Raw records ::
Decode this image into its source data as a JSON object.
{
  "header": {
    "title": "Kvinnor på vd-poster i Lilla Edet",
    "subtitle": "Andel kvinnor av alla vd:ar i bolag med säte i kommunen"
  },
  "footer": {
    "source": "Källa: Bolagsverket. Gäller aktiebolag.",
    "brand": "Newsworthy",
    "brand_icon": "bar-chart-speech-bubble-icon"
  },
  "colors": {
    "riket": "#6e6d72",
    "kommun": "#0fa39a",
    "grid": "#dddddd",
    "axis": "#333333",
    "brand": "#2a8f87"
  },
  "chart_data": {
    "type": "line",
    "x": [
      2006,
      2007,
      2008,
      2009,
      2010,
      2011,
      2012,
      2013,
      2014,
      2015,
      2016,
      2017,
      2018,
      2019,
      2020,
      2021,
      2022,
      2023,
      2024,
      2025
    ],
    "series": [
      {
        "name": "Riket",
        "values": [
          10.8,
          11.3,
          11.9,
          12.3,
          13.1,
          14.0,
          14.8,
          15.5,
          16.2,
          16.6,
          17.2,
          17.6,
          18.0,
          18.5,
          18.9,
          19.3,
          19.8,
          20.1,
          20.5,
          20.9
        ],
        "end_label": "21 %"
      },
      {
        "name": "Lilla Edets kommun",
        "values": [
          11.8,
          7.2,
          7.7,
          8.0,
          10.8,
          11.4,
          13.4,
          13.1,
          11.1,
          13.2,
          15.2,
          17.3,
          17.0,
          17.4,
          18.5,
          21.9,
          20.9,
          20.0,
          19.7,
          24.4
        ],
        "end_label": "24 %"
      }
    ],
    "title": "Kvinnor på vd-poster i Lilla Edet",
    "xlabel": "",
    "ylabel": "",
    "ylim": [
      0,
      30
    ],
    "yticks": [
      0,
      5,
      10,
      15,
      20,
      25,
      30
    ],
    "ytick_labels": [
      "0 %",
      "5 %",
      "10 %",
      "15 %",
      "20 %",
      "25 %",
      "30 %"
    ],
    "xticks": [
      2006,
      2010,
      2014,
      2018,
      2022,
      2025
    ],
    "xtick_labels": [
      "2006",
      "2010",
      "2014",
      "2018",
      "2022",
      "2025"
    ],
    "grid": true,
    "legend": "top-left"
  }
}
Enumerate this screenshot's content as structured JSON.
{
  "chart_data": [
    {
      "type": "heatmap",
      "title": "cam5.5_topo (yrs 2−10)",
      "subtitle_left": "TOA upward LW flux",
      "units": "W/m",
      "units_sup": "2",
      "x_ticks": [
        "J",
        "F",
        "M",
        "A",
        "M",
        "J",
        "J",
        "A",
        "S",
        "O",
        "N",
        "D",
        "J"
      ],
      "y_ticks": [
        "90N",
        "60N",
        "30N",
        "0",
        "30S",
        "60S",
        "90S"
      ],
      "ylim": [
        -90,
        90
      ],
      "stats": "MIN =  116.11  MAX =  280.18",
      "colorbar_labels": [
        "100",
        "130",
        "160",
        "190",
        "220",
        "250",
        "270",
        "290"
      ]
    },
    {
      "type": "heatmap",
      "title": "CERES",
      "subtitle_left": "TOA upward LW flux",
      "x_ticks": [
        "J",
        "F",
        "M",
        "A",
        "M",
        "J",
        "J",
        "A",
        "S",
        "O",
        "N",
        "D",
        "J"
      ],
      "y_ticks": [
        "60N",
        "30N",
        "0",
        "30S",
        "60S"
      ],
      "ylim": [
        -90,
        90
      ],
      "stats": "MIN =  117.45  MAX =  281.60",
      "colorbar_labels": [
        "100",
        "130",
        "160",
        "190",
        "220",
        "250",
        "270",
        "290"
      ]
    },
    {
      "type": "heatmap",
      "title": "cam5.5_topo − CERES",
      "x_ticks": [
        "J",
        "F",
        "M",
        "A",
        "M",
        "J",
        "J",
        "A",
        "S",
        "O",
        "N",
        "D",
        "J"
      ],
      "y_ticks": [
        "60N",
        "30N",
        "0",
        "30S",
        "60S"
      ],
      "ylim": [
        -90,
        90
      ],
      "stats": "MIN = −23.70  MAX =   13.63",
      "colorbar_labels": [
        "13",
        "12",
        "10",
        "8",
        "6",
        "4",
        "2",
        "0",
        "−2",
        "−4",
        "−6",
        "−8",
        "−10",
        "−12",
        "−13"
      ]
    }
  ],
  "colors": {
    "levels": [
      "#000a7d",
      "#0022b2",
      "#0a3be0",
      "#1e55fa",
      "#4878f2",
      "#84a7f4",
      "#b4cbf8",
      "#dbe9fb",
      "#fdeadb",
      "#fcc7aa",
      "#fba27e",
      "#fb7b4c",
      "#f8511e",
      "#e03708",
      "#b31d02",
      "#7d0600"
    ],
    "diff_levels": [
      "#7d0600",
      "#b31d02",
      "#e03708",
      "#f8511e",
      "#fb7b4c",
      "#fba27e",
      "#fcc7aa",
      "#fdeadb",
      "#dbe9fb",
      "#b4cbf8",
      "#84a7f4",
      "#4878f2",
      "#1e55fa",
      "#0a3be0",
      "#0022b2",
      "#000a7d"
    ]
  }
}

Exercise task ::
Quote all the records exactly, please, leaving none out.

Answer for this exercise ::
Decode this image into its source data as a JSON object.
{
  "header": {
    "title": "Kvinnor på vd-poster i Lilla Edet",
    "subtitle": "Andel kvinnor av alla vd:ar i bolag med säte i kommunen"
  },
  "footer": {
    "source": "Källa: Bolagsverket. Gäller aktiebolag.",
    "brand": "Newsworthy",
    "brand_icon": "bar-chart-speech-bubble-icon"
  },
  "colors": {
    "riket": "#6e6d72",
    "kommun": "#0fa39a",
    "grid": "#dddddd",
    "axis": "#333333",
    "brand": "#2a8f87"
  },
  "chart_data": {
    "type": "line",
    "x": [
      2006,
      2007,
      2008,
      2009,
      2010,
      2011,
      2012,
      2013,
      2014,
      2015,
      2016,
      2017,
      2018,
      2019,
      2020,
      2021,
      2022,
      2023,
      2024,
      2025
    ],
    "series": [
      {
        "name": "Riket",
        "values": [
          10.8,
          11.3,
          11.9,
          12.3,
          13.1,
          14.0,
          14.8,
          15.5,
          16.2,
          16.6,
          17.2,
          17.6,
          18.0,
          18.5,
          18.9,
          19.3,
          19.8,
          20.1,
          20.5,
          20.9
        ],
        "end_label": "21 %"
      },
      {
        "name": "Lilla Edets kommun",
        "values": [
          11.8,
          7.2,
          7.7,
          8.0,
          10.8,
          11.4,
          13.4,
          13.1,
          11.1,
          13.2,
          15.2,
          17.3,
          17.0,
          17.4,
          18.5,
          21.9,
          20.9,
          20.0,
          19.7,
          24.4
        ],
        "end_label": "24 %"
      }
    ],
    "title": "Kvinnor på vd-poster i Lilla Edet",
    "xlabel": "",
    "ylabel": "",
    "ylim": [
      0,
      30
    ],
    "yticks": [
      0,
      5,
      10,
      15,
      20,
      25,
      30
    ],
    "ytick_labels": [
      "0 %",
      "5 %",
      "10 %",
      "15 %",
      "20 %",
      "25 %",
      "30 %"
    ],
    "xticks": [
      2006,
      2010,
      2014,
      2018,
      2022,
      2025
    ],
    "xtick_labels": [
      "2006",
      "2010",
      "2014",
      "2018",
      "2022",
      "2025"
    ],
    "grid": true,
    "legend": "top-left"
  }
}
Enumerate this screenshot's content as structured JSON.
{
  "chart_data": [
    {
      "type": "heatmap",
      "title": "cam5.5_topo (yrs 2−10)",
      "subtitle_left": "TOA upward LW flux",
      "units": "W/m",
      "units_sup": "2",
      "x_ticks": [
        "J",
        "F",
        "M",
        "A",
        "M",
        "J",
        "J",
        "A",
        "S",
        "O",
        "N",
        "D",
        "J"
      ],
      "y_ticks": [
        "90N",
        "60N",
        "30N",
        "0",
        "30S",
        "60S",
        "90S"
      ],
      "ylim": [
        -90,
        90
      ],
      "stats": "MIN =  116.11  MAX =  280.18",
      "colorbar_labels": [
        "100",
        "130",
        "160",
        "190",
        "220",
        "250",
        "270",
        "290"
      ]
    },
    {
      "type": "heatmap",
      "title": "CERES",
      "subtitle_left": "TOA upward LW flux",
      "x_ticks": [
        "J",
        "F",
        "M",
        "A",
        "M",
        "J",
        "J",
        "A",
        "S",
        "O",
        "N",
        "D",
        "J"
      ],
      "y_ticks": [
        "60N",
        "30N",
        "0",
        "30S",
        "60S"
      ],
      "ylim": [
        -90,
        90
      ],
      "stats": "MIN =  117.45  MAX =  281.60",
      "colorbar_labels": [
        "100",
        "130",
        "160",
        "190",
        "220",
        "250",
        "270",
        "290"
      ]
    },
    {
      "type": "heatmap",
      "title": "cam5.5_topo − CERES",
      "x_ticks": [
        "J",
        "F",
        "M",
        "A",
        "M",
        "J",
        "J",
        "A",
        "S",
        "O",
        "N",
        "D",
        "J"
      ],
      "y_ticks": [
        "60N",
        "30N",
        "0",
        "30S",
        "60S"
      ],
      "ylim": [
        -90,
        90
      ],
      "stats": "MIN = −23.70  MAX =   13.63",
      "colorbar_labels": [
        "13",
        "12",
        "10",
        "8",
        "6",
        "4",
        "2",
        "0",
        "−2",
        "−4",
        "−6",
        "−8",
        "−10",
        "−12",
        "−13"
      ]
    }
  ],
  "colors": {
    "levels": [
      "#000a7d",
      "#0022b2",
      "#0a3be0",
      "#1e55fa",
      "#4878f2",
      "#84a7f4",
      "#b4cbf8",
      "#dbe9fb",
      "#fdeadb",
      "#fcc7aa",
      "#fba27e",
      "#fb7b4c",
      "#f8511e",
      "#e03708",
      "#b31d02",
      "#7d0600"
    ],
    "diff_levels": [
      "#7d0600",
      "#b31d02",
      "#e03708",
      "#f8511e",
      "#fb7b4c",
      "#fba27e",
      "#fcc7aa",
      "#fdeadb",
      "#dbe9fb",
      "#b4cbf8",
      "#84a7f4",
      "#4878f2",
      "#1e55fa",
      "#0a3be0",
      "#0022b2",
      "#000a7d"
    ]
  }
}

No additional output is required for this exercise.